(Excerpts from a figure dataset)
————————

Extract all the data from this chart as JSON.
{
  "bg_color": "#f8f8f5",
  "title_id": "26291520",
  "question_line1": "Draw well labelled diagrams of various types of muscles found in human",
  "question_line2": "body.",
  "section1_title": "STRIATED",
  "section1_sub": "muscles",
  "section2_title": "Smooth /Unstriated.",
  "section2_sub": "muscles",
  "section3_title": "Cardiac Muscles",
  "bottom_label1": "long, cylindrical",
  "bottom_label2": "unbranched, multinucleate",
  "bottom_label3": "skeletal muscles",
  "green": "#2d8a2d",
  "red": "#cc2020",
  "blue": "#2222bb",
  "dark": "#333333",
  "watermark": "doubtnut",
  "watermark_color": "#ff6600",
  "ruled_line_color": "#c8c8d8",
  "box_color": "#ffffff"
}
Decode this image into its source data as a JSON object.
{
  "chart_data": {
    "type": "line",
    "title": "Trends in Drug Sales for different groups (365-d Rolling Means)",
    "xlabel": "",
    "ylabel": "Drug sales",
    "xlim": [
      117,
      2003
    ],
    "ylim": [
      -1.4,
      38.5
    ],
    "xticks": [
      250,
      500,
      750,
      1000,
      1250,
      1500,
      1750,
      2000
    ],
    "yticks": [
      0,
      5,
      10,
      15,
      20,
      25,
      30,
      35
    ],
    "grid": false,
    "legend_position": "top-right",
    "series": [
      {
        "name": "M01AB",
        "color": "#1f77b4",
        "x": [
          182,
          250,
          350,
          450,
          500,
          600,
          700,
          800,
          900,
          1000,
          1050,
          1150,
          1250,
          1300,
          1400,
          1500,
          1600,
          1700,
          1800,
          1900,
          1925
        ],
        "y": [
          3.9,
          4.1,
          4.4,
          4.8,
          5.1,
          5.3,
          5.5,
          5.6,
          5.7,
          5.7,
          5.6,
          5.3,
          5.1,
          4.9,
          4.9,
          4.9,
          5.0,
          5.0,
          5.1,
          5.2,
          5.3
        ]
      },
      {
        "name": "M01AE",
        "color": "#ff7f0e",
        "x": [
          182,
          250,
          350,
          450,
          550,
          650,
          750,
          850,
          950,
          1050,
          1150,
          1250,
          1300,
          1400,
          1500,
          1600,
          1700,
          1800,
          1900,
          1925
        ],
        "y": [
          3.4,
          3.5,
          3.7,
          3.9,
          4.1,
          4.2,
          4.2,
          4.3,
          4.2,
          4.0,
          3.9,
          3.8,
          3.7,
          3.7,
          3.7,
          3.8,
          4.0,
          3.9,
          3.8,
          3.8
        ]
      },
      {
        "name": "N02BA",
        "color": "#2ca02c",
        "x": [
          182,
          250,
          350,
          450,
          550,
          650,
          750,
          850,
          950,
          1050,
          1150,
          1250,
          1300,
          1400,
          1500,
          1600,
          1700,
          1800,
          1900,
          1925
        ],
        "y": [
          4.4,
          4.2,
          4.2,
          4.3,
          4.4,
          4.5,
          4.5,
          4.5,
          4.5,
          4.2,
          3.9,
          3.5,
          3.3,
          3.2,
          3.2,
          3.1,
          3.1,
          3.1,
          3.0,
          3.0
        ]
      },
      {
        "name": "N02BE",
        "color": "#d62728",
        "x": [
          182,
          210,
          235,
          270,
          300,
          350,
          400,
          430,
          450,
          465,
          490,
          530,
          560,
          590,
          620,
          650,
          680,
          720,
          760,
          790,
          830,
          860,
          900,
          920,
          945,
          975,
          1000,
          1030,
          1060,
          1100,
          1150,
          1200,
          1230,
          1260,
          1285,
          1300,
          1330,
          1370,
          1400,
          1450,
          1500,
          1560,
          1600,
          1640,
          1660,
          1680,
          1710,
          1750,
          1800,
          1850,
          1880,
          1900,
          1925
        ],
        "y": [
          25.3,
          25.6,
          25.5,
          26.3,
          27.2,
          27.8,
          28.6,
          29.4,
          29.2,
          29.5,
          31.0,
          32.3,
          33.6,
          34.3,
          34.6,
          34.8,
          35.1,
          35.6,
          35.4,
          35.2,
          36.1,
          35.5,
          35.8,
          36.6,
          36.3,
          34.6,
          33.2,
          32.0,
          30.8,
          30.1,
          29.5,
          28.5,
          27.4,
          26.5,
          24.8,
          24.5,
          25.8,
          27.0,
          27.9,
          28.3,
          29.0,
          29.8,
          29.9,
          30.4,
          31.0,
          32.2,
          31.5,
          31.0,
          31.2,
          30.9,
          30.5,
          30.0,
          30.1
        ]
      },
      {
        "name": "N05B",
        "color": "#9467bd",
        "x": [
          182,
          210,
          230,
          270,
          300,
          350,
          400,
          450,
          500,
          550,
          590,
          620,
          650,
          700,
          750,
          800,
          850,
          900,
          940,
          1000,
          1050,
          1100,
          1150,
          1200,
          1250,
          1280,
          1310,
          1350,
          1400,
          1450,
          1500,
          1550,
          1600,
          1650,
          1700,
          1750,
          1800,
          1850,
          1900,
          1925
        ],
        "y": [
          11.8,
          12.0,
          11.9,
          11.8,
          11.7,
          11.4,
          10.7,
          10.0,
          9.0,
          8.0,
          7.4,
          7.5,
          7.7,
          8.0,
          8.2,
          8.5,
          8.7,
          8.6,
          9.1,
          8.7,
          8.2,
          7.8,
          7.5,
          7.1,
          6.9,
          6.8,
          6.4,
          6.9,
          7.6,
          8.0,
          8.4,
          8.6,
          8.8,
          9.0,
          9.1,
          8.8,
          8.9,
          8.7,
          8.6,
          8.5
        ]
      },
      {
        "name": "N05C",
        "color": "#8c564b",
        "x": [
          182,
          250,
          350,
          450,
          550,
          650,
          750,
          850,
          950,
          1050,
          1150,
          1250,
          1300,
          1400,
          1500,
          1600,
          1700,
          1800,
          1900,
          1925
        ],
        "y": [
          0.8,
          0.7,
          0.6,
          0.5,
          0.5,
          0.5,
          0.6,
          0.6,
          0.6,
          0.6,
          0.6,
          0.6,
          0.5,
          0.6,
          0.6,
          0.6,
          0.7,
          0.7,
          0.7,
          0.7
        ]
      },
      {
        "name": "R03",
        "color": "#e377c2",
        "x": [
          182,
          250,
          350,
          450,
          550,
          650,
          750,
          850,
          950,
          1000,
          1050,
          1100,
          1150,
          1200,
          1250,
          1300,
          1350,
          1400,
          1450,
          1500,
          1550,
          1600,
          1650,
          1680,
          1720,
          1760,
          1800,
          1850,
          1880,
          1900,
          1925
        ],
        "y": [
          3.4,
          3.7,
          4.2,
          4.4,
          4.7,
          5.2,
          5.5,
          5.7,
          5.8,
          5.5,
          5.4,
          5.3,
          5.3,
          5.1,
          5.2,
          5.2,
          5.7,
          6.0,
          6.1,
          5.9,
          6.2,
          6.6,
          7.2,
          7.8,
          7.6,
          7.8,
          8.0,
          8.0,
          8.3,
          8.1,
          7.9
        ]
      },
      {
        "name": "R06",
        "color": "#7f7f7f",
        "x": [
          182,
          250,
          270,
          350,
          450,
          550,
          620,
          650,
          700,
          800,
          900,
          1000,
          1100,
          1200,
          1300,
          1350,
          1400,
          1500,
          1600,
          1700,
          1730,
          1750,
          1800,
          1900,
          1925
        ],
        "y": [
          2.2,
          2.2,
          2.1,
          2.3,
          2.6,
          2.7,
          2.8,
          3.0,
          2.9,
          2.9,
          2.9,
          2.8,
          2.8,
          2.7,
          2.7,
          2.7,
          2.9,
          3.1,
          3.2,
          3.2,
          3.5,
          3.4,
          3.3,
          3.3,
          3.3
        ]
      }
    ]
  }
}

————————

● Given task: Using the listing above, reproduce each line without omission.

● Reply:
Extract all the data from this chart as JSON.
{
  "bg_color": "#f8f8f5",
  "title_id": "26291520",
  "question_line1": "Draw well labelled diagrams of various types of muscles found in human",
  "question_line2": "body.",
  "section1_title": "STRIATED",
  "section1_sub": "muscles",
  "section2_title": "Smooth /Unstriated.",
  "section2_sub": "muscles",
  "section3_title": "Cardiac Muscles",
  "bottom_label1": "long, cylindrical",
  "bottom_label2": "unbranched, multinucleate",
  "bottom_label3": "skeletal muscles",
  "green": "#2d8a2d",
  "red": "#cc2020",
  "blue": "#2222bb",
  "dark": "#333333",
  "watermark": "doubtnut",
  "watermark_color": "#ff6600",
  "ruled_line_color": "#c8c8d8",
  "box_color": "#ffffff"
}
Decode this image into its source data as a JSON object.
{
  "chart_data": {
    "type": "line",
    "title": "Trends in Drug Sales for different groups (365-d Rolling Means)",
    "xlabel": "",
    "ylabel": "Drug sales",
    "xlim": [
      117,
      2003
    ],
    "ylim": [
      -1.4,
      38.5
    ],
    "xticks": [
      250,
      500,
      750,
      1000,
      1250,
      1500,
      1750,
      2000
    ],
    "yticks": [
      0,
      5,
      10,
      15,
      20,
      25,
      30,
      35
    ],
    "grid": false,
    "legend_position": "top-right",
    "series": [
      {
        "name": "M01AB",
        "color": "#1f77b4",
        "x": [
          182,
          250,
          350,
          450,
          500,
          600,
          700,
          800,
          900,
          1000,
          1050,
          1150,
          1250,
          1300,
          1400,
          1500,
          1600,
          1700,
          1800,
          1900,
          1925
        ],
        "y": [
          3.9,
          4.1,
          4.4,
          4.8,
          5.1,
          5.3,
          5.5,
          5.6,
          5.7,
          5.7,
          5.6,
          5.3,
          5.1,
          4.9,
          4.9,
          4.9,
          5.0,
          5.0,
          5.1,
          5.2,
          5.3
        ]
      },
      {
        "name": "M01AE",
        "color": "#ff7f0e",
        "x": [
          182,
          250,
          350,
          450,
          550,
          650,
          750,
          850,
          950,
          1050,
          1150,
          1250,
          1300,
          1400,
          1500,
          1600,
          1700,
          1800,
          1900,
          1925
        ],
        "y": [
          3.4,
          3.5,
          3.7,
          3.9,
          4.1,
          4.2,
          4.2,
          4.3,
          4.2,
          4.0,
          3.9,
          3.8,
          3.7,
          3.7,
          3.7,
          3.8,
          4.0,
          3.9,
          3.8,
          3.8
        ]
      },
      {
        "name": "N02BA",
        "color": "#2ca02c",
        "x": [
          182,
          250,
          350,
          450,
          550,
          650,
          750,
          850,
          950,
          1050,
          1150,
          1250,
          1300,
          1400,
          1500,
          1600,
          1700,
          1800,
          1900,
          1925
        ],
        "y": [
          4.4,
          4.2,
          4.2,
          4.3,
          4.4,
          4.5,
          4.5,
          4.5,
          4.5,
          4.2,
          3.9,
          3.5,
          3.3,
          3.2,
          3.2,
          3.1,
          3.1,
          3.1,
          3.0,
          3.0
        ]
      },
      {
        "name": "N02BE",
        "color": "#d62728",
        "x": [
          182,
          210,
          235,
          270,
          300,
          350,
          400,
          430,
          450,
          465,
          490,
          530,
          560,
          590,
          620,
          650,
          680,
          720,
          760,
          790,
          830,
          860,
          900,
          920,
          945,
          975,
          1000,
          1030,
          1060,
          1100,
          1150,
          1200,
          1230,
          1260,
          1285,
          1300,
          1330,
          1370,
          1400,
          1450,
          1500,
          1560,
          1600,
          1640,
          1660,
          1680,
          1710,
          1750,
          1800,
          1850,
          1880,
          1900,
          1925
        ],
        "y": [
          25.3,
          25.6,
          25.5,
          26.3,
          27.2,
          27.8,
          28.6,
          29.4,
          29.2,
          29.5,
          31.0,
          32.3,
          33.6,
          34.3,
          34.6,
          34.8,
          35.1,
          35.6,
          35.4,
          35.2,
          36.1,
          35.5,
          35.8,
          36.6,
          36.3,
          34.6,
          33.2,
          32.0,
          30.8,
          30.1,
          29.5,
          28.5,
          27.4,
          26.5,
          24.8,
          24.5,
          25.8,
          27.0,
          27.9,
          28.3,
          29.0,
          29.8,
          29.9,
          30.4,
          31.0,
          32.2,
          31.5,
          31.0,
          31.2,
          30.9,
          30.5,
          30.0,
          30.1
        ]
      },
      {
        "name": "N05B",
        "color": "#9467bd",
        "x": [
          182,
          210,
          230,
          270,
          300,
          350,
          400,
          450,
          500,
          550,
          590,
          620,
          650,
          700,
          750,
          800,
          850,
          900,
          940,
          1000,
          1050,
          1100,
          1150,
          1200,
          1250,
          1280,
          1310,
          1350,
          1400,
          1450,
          1500,
          1550,
          1600,
          1650,
          1700,
          1750,
          1800,
          1850,
          1900,
          1925
        ],
        "y": [
          11.8,
          12.0,
          11.9,
          11.8,
          11.7,
          11.4,
          10.7,
          10.0,
          9.0,
          8.0,
          7.4,
          7.5,
          7.7,
          8.0,
          8.2,
          8.5,
          8.7,
          8.6,
          9.1,
          8.7,
          8.2,
          7.8,
          7.5,
          7.1,
          6.9,
          6.8,
          6.4,
          6.9,
          7.6,
          8.0,
          8.4,
          8.6,
          8.8,
          9.0,
          9.1,
          8.8,
          8.9,
          8.7,
          8.6,
          8.5
        ]
      },
      {
        "name": "N05C",
        "color": "#8c564b",
        "x": [
          182,
          250,
          350,
          450,
          550,
          650,
          750,
          850,
          950,
          1050,
          1150,
          1250,
          1300,
          1400,
          1500,
          1600,
          1700,
          1800,
          1900,
          1925
        ],
        "y": [
          0.8,
          0.7,
          0.6,
          0.5,
          0.5,
          0.5,
          0.6,
          0.6,
          0.6,
          0.6,
          0.6,
          0.6,
          0.5,
          0.6,
          0.6,
          0.6,
          0.7,
          0.7,
          0.7,
          0.7
        ]
      },
      {
        "name": "R03",
        "color": "#e377c2",
        "x": [
          182,
          250,
          350,
          450,
          550,
          650,
          750,
          850,
          950,
          1000,
          1050,
          1100,
          1150,
          1200,
          1250,
          1300,
          1350,
          1400,
          1450,
          1500,
          1550,
          1600,
          1650,
          1680,
          1720,
          1760,
          1800,
          1850,
          1880,
          1900,
          1925
        ],
        "y": [
          3.4,
          3.7,
          4.2,
          4.4,
          4.7,
          5.2,
          5.5,
          5.7,
          5.8,
          5.5,
          5.4,
          5.3,
          5.3,
          5.1,
          5.2,
          5.2,
          5.7,
          6.0,
          6.1,
          5.9,
          6.2,
          6.6,
          7.2,
          7.8,
          7.6,
          7.8,
          8.0,
          8.0,
          8.3,
          8.1,
          7.9
        ]
      },
      {
        "name": "R06",
        "color": "#7f7f7f",
        "x": [
          182,
          250,
          270,
          350,
          450,
          550,
          620,
          650,
          700,
          800,
          900,
          1000,
          1100,
          1200,
          1300,
          1350,
          1400,
          1500,
          1600,
          1700,
          1730,
          1750,
          1800,
          1900,
          1925
        ],
        "y": [
          2.2,
          2.2,
          2.1,
          2.3,
          2.6,
          2.7,
          2.8,
          3.0,
          2.9,
          2.9,
          2.9,
          2.8,
          2.8,
          2.7,
          2.7,
          2.7,
          2.9,
          3.1,
          3.2,
          3.2,
          3.5,
          3.4,
          3.3,
          3.3,
          3.3
        ]
      }
    ]
  }
}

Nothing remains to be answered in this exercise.